* **TASK DIRECTIONS**:
Leaving the pictures aside, transcribe every line below exactly.

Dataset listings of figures

┄┄┄┄┄┄┄┄┄┄

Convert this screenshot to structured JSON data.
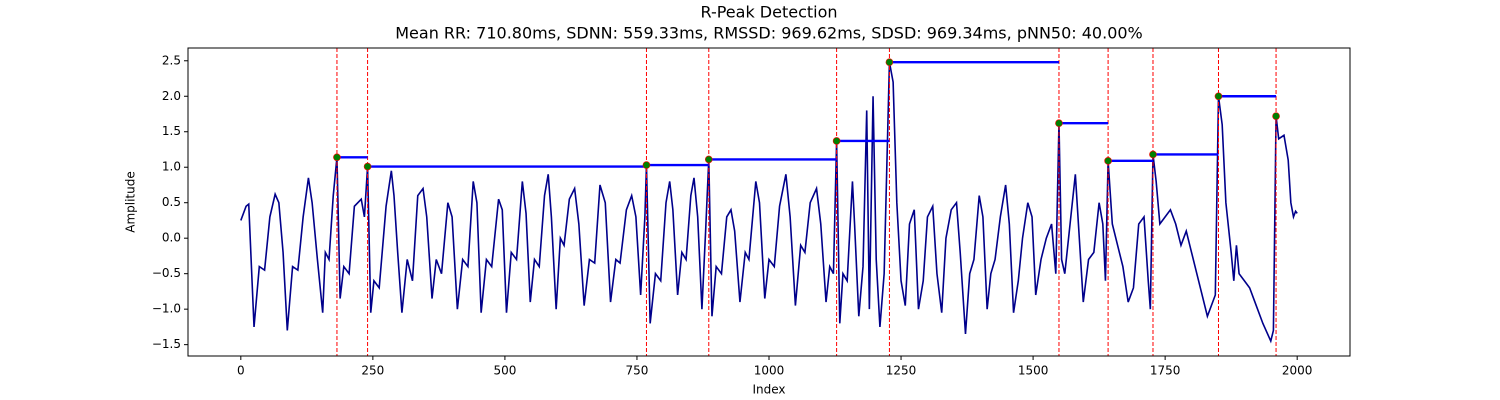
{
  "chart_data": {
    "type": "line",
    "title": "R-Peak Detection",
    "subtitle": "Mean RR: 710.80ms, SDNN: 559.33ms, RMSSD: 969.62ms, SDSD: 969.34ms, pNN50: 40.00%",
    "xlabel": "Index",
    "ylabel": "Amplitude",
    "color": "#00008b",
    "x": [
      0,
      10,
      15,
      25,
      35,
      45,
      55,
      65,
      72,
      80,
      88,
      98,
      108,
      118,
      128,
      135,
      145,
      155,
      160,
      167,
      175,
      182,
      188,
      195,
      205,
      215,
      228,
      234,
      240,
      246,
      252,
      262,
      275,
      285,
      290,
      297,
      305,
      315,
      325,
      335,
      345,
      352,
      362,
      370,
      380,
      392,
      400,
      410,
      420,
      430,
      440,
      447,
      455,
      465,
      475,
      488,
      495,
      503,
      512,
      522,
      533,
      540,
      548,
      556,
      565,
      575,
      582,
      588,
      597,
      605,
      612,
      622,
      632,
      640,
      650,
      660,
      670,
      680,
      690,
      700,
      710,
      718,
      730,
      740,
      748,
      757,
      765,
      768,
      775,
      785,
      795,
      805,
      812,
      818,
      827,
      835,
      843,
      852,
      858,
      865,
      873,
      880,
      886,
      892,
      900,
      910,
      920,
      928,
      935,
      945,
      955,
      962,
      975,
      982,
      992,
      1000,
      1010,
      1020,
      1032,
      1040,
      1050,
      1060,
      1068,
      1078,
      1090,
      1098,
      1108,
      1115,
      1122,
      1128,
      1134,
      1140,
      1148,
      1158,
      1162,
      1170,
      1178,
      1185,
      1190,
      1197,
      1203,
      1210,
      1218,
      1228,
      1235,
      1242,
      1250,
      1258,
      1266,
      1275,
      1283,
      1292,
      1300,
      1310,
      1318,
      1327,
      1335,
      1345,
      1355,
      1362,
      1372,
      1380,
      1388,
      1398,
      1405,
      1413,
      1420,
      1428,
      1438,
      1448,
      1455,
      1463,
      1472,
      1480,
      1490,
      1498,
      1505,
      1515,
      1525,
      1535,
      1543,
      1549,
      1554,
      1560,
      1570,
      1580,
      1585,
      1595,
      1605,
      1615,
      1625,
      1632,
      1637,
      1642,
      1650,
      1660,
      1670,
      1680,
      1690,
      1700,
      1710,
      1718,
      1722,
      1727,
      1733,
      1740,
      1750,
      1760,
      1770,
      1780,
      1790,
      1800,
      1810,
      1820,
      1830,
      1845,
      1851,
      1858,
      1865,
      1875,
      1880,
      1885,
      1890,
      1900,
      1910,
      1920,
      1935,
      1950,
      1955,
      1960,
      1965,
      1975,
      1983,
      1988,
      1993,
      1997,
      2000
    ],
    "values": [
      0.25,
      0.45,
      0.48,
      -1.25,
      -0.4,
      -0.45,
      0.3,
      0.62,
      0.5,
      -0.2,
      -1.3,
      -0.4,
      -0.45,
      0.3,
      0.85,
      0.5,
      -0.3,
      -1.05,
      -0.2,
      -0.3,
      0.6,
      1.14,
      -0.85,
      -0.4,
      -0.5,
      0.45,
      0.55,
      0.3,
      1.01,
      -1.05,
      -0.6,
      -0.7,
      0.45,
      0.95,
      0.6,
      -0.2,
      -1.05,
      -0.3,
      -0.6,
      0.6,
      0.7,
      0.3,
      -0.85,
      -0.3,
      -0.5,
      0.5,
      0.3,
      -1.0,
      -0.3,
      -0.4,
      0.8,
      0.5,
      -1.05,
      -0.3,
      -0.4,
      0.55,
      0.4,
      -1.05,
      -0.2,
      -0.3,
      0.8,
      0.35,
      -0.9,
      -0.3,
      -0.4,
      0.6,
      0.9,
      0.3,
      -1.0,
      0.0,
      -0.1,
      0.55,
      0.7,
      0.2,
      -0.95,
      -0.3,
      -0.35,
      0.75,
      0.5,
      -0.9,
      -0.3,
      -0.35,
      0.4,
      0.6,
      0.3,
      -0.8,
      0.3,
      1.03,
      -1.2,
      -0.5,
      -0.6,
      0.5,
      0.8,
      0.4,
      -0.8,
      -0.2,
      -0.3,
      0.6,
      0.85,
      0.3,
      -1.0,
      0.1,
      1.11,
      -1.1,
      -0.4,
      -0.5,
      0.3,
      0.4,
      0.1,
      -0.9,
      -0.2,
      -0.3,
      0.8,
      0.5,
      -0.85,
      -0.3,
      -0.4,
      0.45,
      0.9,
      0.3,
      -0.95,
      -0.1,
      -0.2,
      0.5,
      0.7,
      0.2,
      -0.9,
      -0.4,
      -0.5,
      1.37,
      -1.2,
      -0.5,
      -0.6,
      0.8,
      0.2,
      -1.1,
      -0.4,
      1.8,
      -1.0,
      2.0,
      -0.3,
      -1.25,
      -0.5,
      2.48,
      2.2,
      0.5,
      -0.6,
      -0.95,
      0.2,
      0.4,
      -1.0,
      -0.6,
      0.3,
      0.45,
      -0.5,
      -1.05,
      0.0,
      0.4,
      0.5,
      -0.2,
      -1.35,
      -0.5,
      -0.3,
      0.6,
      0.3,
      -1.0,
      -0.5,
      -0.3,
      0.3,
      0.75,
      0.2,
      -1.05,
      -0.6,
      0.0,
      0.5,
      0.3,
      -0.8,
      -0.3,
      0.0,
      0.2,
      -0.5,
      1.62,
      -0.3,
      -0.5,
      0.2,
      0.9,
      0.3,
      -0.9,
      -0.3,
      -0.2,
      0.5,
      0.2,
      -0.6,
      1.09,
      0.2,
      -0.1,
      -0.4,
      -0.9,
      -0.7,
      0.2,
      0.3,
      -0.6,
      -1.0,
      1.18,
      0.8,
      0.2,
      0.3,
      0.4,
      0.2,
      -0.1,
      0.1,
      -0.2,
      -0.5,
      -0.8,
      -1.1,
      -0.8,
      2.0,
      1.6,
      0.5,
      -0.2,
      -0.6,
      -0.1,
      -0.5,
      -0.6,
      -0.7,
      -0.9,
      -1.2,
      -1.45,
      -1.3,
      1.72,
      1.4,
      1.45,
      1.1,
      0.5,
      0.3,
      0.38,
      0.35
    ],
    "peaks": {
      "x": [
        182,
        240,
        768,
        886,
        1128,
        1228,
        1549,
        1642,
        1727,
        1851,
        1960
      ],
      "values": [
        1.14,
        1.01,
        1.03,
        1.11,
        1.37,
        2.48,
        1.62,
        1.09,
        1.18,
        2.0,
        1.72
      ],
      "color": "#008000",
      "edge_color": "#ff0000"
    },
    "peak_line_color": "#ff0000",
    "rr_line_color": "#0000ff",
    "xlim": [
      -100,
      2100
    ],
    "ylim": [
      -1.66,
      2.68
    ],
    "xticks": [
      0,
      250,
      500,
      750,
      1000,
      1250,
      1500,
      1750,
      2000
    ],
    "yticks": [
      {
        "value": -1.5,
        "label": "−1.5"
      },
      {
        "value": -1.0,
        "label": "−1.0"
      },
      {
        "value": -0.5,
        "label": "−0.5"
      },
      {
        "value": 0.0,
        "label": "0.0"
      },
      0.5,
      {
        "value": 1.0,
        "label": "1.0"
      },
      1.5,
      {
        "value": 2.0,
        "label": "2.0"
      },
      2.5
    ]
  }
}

┄┄┄┄┄┄┄┄┄┄

* **REPLY TO THE EXERCISE**:
Convert this screenshot to structured JSON data.
{
  "chart_data": {
    "type": "line",
    "title": "R-Peak Detection",
    "subtitle": "Mean RR: 710.80ms, SDNN: 559.33ms, RMSSD: 969.62ms, SDSD: 969.34ms, pNN50: 40.00%",
    "xlabel": "Index",
    "ylabel": "Amplitude",
    "color": "#00008b",
    "x": [
      0,
      10,
      15,
      25,
      35,
      45,
      55,
      65,
      72,
      80,
      88,
      98,
      108,
      118,
      128,
      135,
      145,
      155,
      160,
      167,
      175,
      182,
      188,
      195,
      205,
      215,
      228,
      234,
      240,
      246,
      252,
      262,
      275,
      285,
      290,
      297,
      305,
      315,
      325,
      335,
      345,
      352,
      362,
      370,
      380,
      392,
      400,
      410,
      420,
      430,
      440,
      447,
      455,
      465,
      475,
      488,
      495,
      503,
      512,
      522,
      533,
      540,
      548,
      556,
      565,
      575,
      582,
      588,
      597,
      605,
      612,
      622,
      632,
      640,
      650,
      660,
      670,
      680,
      690,
      700,
      710,
      718,
      730,
      740,
      748,
      757,
      765,
      768,
      775,
      785,
      795,
      805,
      812,
      818,
      827,
      835,
      843,
      852,
      858,
      865,
      873,
      880,
      886,
      892,
      900,
      910,
      920,
      928,
      935,
      945,
      955,
      962,
      975,
      982,
      992,
      1000,
      1010,
      1020,
      1032,
      1040,
      1050,
      1060,
      1068,
      1078,
      1090,
      1098,
      1108,
      1115,
      1122,
      1128,
      1134,
      1140,
      1148,
      1158,
      1162,
      1170,
      1178,
      1185,
      1190,
      1197,
      1203,
      1210,
      1218,
      1228,
      1235,
      1242,
      1250,
      1258,
      1266,
      1275,
      1283,
      1292,
      1300,
      1310,
      1318,
      1327,
      1335,
      1345,
      1355,
      1362,
      1372,
      1380,
      1388,
      1398,
      1405,
      1413,
      1420,
      1428,
      1438,
      1448,
      1455,
      1463,
      1472,
      1480,
      1490,
      1498,
      1505,
      1515,
      1525,
      1535,
      1543,
      1549,
      1554,
      1560,
      1570,
      1580,
      1585,
      1595,
      1605,
      1615,
      1625,
      1632,
      1637,
      1642,
      1650,
      1660,
      1670,
      1680,
      1690,
      1700,
      1710,
      1718,
      1722,
      1727,
      1733,
      1740,
      1750,
      1760,
      1770,
      1780,
      1790,
      1800,
      1810,
      1820,
      1830,
      1845,
      1851,
      1858,
      1865,
      1875,
      1880,
      1885,
      1890,
      1900,
      1910,
      1920,
      1935,
      1950,
      1955,
      1960,
      1965,
      1975,
      1983,
      1988,
      1993,
      1997,
      2000
    ],
    "values": [
      0.25,
      0.45,
      0.48,
      -1.25,
      -0.4,
      -0.45,
      0.3,
      0.62,
      0.5,
      -0.2,
      -1.3,
      -0.4,
      -0.45,
      0.3,
      0.85,
      0.5,
      -0.3,
      -1.05,
      -0.2,
      -0.3,
      0.6,
      1.14,
      -0.85,
      -0.4,
      -0.5,
      0.45,
      0.55,
      0.3,
      1.01,
      -1.05,
      -0.6,
      -0.7,
      0.45,
      0.95,
      0.6,
      -0.2,
      -1.05,
      -0.3,
      -0.6,
      0.6,
      0.7,
      0.3,
      -0.85,
      -0.3,
      -0.5,
      0.5,
      0.3,
      -1.0,
      -0.3,
      -0.4,
      0.8,
      0.5,
      -1.05,
      -0.3,
      -0.4,
      0.55,
      0.4,
      -1.05,
      -0.2,
      -0.3,
      0.8,
      0.35,
      -0.9,
      -0.3,
      -0.4,
      0.6,
      0.9,
      0.3,
      -1.0,
      0.0,
      -0.1,
      0.55,
      0.7,
      0.2,
      -0.95,
      -0.3,
      -0.35,
      0.75,
      0.5,
      -0.9,
      -0.3,
      -0.35,
      0.4,
      0.6,
      0.3,
      -0.8,
      0.3,
      1.03,
      -1.2,
      -0.5,
      -0.6,
      0.5,
      0.8,
      0.4,
      -0.8,
      -0.2,
      -0.3,
      0.6,
      0.85,
      0.3,
      -1.0,
      0.1,
      1.11,
      -1.1,
      -0.4,
      -0.5,
      0.3,
      0.4,
      0.1,
      -0.9,
      -0.2,
      -0.3,
      0.8,
      0.5,
      -0.85,
      -0.3,
      -0.4,
      0.45,
      0.9,
      0.3,
      -0.95,
      -0.1,
      -0.2,
      0.5,
      0.7,
      0.2,
      -0.9,
      -0.4,
      -0.5,
      1.37,
      -1.2,
      -0.5,
      -0.6,
      0.8,
      0.2,
      -1.1,
      -0.4,
      1.8,
      -1.0,
      2.0,
      -0.3,
      -1.25,
      -0.5,
      2.48,
      2.2,
      0.5,
      -0.6,
      -0.95,
      0.2,
      0.4,
      -1.0,
      -0.6,
      0.3,
      0.45,
      -0.5,
      -1.05,
      0.0,
      0.4,
      0.5,
      -0.2,
      -1.35,
      -0.5,
      -0.3,
      0.6,
      0.3,
      -1.0,
      -0.5,
      -0.3,
      0.3,
      0.75,
      0.2,
      -1.05,
      -0.6,
      0.0,
      0.5,
      0.3,
      -0.8,
      -0.3,
      0.0,
      0.2,
      -0.5,
      1.62,
      -0.3,
      -0.5,
      0.2,
      0.9,
      0.3,
      -0.9,
      -0.3,
      -0.2,
      0.5,
      0.2,
      -0.6,
      1.09,
      0.2,
      -0.1,
      -0.4,
      -0.9,
      -0.7,
      0.2,
      0.3,
      -0.6,
      -1.0,
      1.18,
      0.8,
      0.2,
      0.3,
      0.4,
      0.2,
      -0.1,
      0.1,
      -0.2,
      -0.5,
      -0.8,
      -1.1,
      -0.8,
      2.0,
      1.6,
      0.5,
      -0.2,
      -0.6,
      -0.1,
      -0.5,
      -0.6,
      -0.7,
      -0.9,
      -1.2,
      -1.45,
      -1.3,
      1.72,
      1.4,
      1.45,
      1.1,
      0.5,
      0.3,
      0.38,
      0.35
    ],
    "peaks": {
      "x": [
        182,
        240,
        768,
        886,
        1128,
        1228,
        1549,
        1642,
        1727,
        1851,
        1960
      ],
      "values": [
        1.14,
        1.01,
        1.03,
        1.11,
        1.37,
        2.48,
        1.62,
        1.09,
        1.18,
        2.0,
        1.72
      ],
      "color": "#008000",
      "edge_color": "#ff0000"
    },
    "peak_line_color": "#ff0000",
    "rr_line_color": "#0000ff",
    "xlim": [
      -100,
      2100
    ],
    "ylim": [
      -1.66,
      2.68
    ],
    "xticks": [
      0,
      250,
      500,
      750,
      1000,
      1250,
      1500,
      1750,
      2000
    ],
    "yticks": [
      {
        "value": -1.5,
        "label": "−1.5"
      },
      {
        "value": -1.0,
        "label": "−1.0"
      },
      {
        "value": -0.5,
        "label": "−0.5"
      },
      {
        "value": 0.0,
        "label": "0.0"
      },
      0.5,
      {
        "value": 1.0,
        "label": "1.0"
      },
      1.5,
      {
        "value": 2.0,
        "label": "2.0"
      },
      2.5
    ]
  }
}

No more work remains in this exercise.